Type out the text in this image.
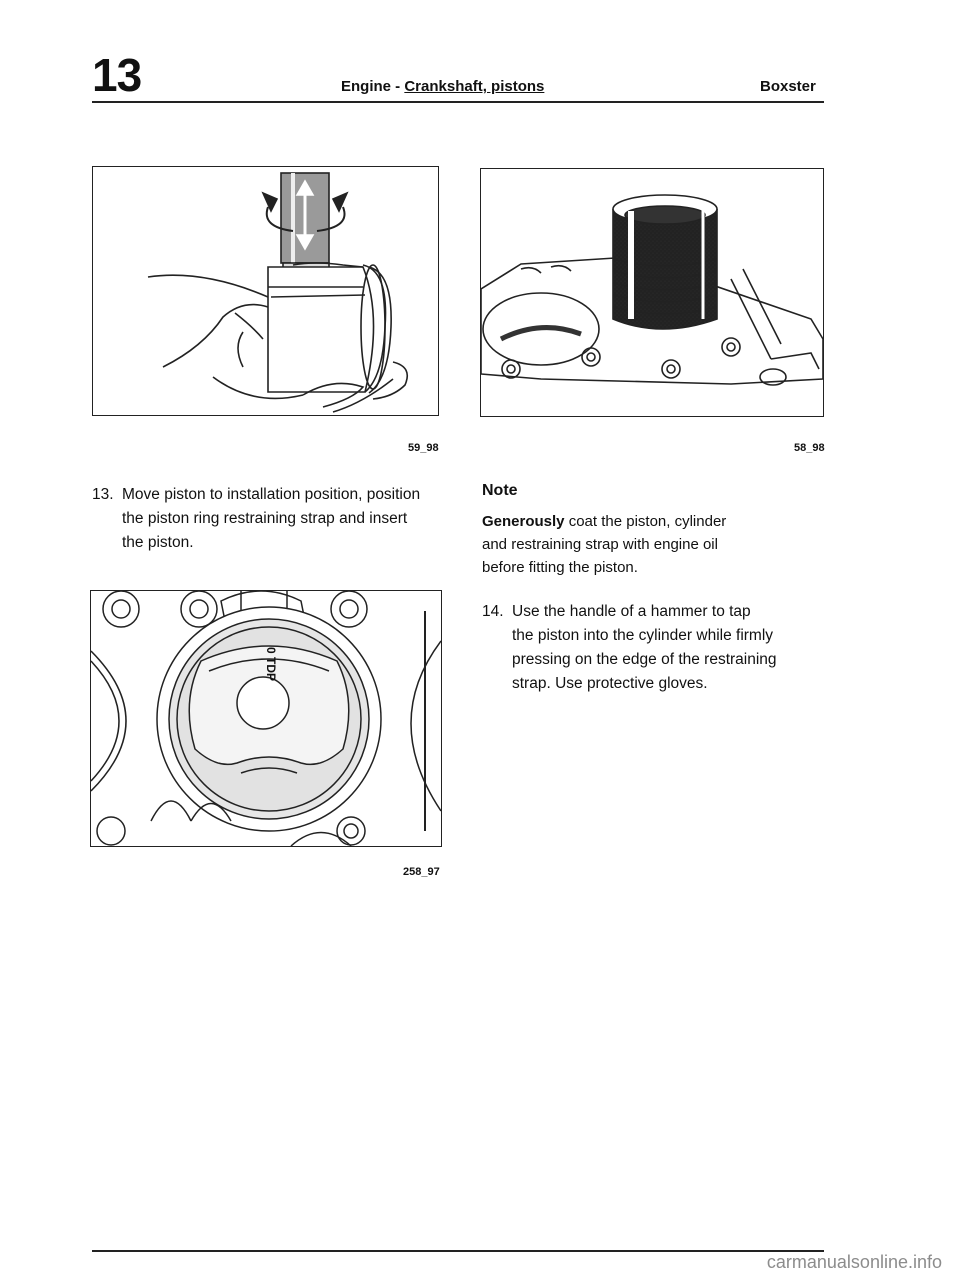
13	Engine - Crankshaft, pistons	Boxster
59_98	58_98
13. Move piston to installation position, position
the piston ring restraining strap and insert
the piston.
0 TDP
258_97
Note
Generously coat the piston, cylinder
and restraining strap with engine oil
before fitting the piston.
14. Use the handle of a hammer to tap
the piston into the cylinder while firmly
pressing on the edge of the restraining
strap. Use protective gloves.
carmanualsonline.info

▶ Task to carry out
Skip the images and write out the rest of the listing exactly.

▶ Response to this task
Type out the text in this image.
13	Engine - Crankshaft, pistons	Boxster
59_98	58_98
13. Move piston to installation position, position
the piston ring restraining strap and insert
the piston.
0 TDP
258_97
Note
Generously coat the piston, cylinder
and restraining strap with engine oil
before fitting the piston.
14. Use the handle of a hammer to tap
the piston into the cylinder while firmly
pressing on the edge of the restraining
strap. Use protective gloves.
carmanualsonline.info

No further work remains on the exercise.